• **Task details**
Transcribe the records below exactly as they appear.

• **Data**
=======

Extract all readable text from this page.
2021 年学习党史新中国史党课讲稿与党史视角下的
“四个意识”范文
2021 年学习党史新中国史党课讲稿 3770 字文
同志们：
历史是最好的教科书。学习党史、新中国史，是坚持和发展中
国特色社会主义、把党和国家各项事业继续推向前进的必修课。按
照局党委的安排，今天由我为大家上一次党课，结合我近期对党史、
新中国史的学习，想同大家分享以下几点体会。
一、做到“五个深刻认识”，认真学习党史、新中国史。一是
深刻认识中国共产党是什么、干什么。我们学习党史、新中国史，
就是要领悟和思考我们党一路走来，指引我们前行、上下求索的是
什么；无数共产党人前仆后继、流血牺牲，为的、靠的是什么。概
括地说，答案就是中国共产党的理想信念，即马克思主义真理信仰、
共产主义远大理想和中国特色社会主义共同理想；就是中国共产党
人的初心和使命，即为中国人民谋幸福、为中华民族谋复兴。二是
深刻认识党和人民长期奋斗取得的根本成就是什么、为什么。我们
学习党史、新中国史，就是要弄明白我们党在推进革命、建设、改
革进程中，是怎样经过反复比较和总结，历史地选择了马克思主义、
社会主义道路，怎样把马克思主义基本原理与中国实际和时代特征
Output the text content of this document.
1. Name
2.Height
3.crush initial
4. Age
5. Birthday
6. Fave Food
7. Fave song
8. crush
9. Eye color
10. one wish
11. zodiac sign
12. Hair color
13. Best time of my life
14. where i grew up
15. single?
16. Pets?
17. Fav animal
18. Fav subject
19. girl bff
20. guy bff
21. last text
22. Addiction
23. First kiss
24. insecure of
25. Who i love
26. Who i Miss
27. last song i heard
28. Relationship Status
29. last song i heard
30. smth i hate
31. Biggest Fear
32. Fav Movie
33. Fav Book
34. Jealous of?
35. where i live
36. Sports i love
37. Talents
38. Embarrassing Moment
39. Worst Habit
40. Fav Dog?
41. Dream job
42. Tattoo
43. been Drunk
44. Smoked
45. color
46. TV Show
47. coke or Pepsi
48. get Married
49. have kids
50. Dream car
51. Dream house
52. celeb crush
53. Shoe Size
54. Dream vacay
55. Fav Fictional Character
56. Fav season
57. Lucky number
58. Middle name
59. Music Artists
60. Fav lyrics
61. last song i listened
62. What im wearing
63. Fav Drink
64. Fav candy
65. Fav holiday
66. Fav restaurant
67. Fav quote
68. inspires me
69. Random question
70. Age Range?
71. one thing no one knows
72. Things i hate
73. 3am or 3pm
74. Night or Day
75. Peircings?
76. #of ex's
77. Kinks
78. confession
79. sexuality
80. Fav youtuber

=======

• **Problem solution**
Extract all readable text from this page.
2021 年学习党史新中国史党课讲稿与党史视角下的
“四个意识”范文
2021 年学习党史新中国史党课讲稿 3770 字文
同志们：
历史是最好的教科书。学习党史、新中国史，是坚持和发展中
国特色社会主义、把党和国家各项事业继续推向前进的必修课。按
照局党委的安排，今天由我为大家上一次党课，结合我近期对党史、
新中国史的学习，想同大家分享以下几点体会。
一、做到“五个深刻认识”，认真学习党史、新中国史。一是
深刻认识中国共产党是什么、干什么。我们学习党史、新中国史，
就是要领悟和思考我们党一路走来，指引我们前行、上下求索的是
什么；无数共产党人前仆后继、流血牺牲，为的、靠的是什么。概
括地说，答案就是中国共产党的理想信念，即马克思主义真理信仰、
共产主义远大理想和中国特色社会主义共同理想；就是中国共产党
人的初心和使命，即为中国人民谋幸福、为中华民族谋复兴。二是
深刻认识党和人民长期奋斗取得的根本成就是什么、为什么。我们
学习党史、新中国史，就是要弄明白我们党在推进革命、建设、改
革进程中，是怎样经过反复比较和总结，历史地选择了马克思主义、
社会主义道路，怎样把马克思主义基本原理与中国实际和时代特征
Output the text content of this document.
1. Name
2.Height
3.crush initial
4. Age
5. Birthday
6. Fave Food
7. Fave song
8. crush
9. Eye color
10. one wish
11. zodiac sign
12. Hair color
13. Best time of my life
14. where i grew up
15. single?
16. Pets?
17. Fav animal
18. Fav subject
19. girl bff
20. guy bff
21. last text
22. Addiction
23. First kiss
24. insecure of
25. Who i love
26. Who i Miss
27. last song i heard
28. Relationship Status
29. last song i heard
30. smth i hate
31. Biggest Fear
32. Fav Movie
33. Fav Book
34. Jealous of?
35. where i live
36. Sports i love
37. Talents
38. Embarrassing Moment
39. Worst Habit
40. Fav Dog?
41. Dream job
42. Tattoo
43. been Drunk
44. Smoked
45. color
46. TV Show
47. coke or Pepsi
48. get Married
49. have kids
50. Dream car
51. Dream house
52. celeb crush
53. Shoe Size
54. Dream vacay
55. Fav Fictional Character
56. Fav season
57. Lucky number
58. Middle name
59. Music Artists
60. Fav lyrics
61. last song i listened
62. What im wearing
63. Fav Drink
64. Fav candy
65. Fav holiday
66. Fav restaurant
67. Fav quote
68. inspires me
69. Random question
70. Age Range?
71. one thing no one knows
72. Things i hate
73. 3am or 3pm
74. Night or Day
75. Peircings?
76. #of ex's
77. Kinks
78. confession
79. sexuality
80. Fav youtuber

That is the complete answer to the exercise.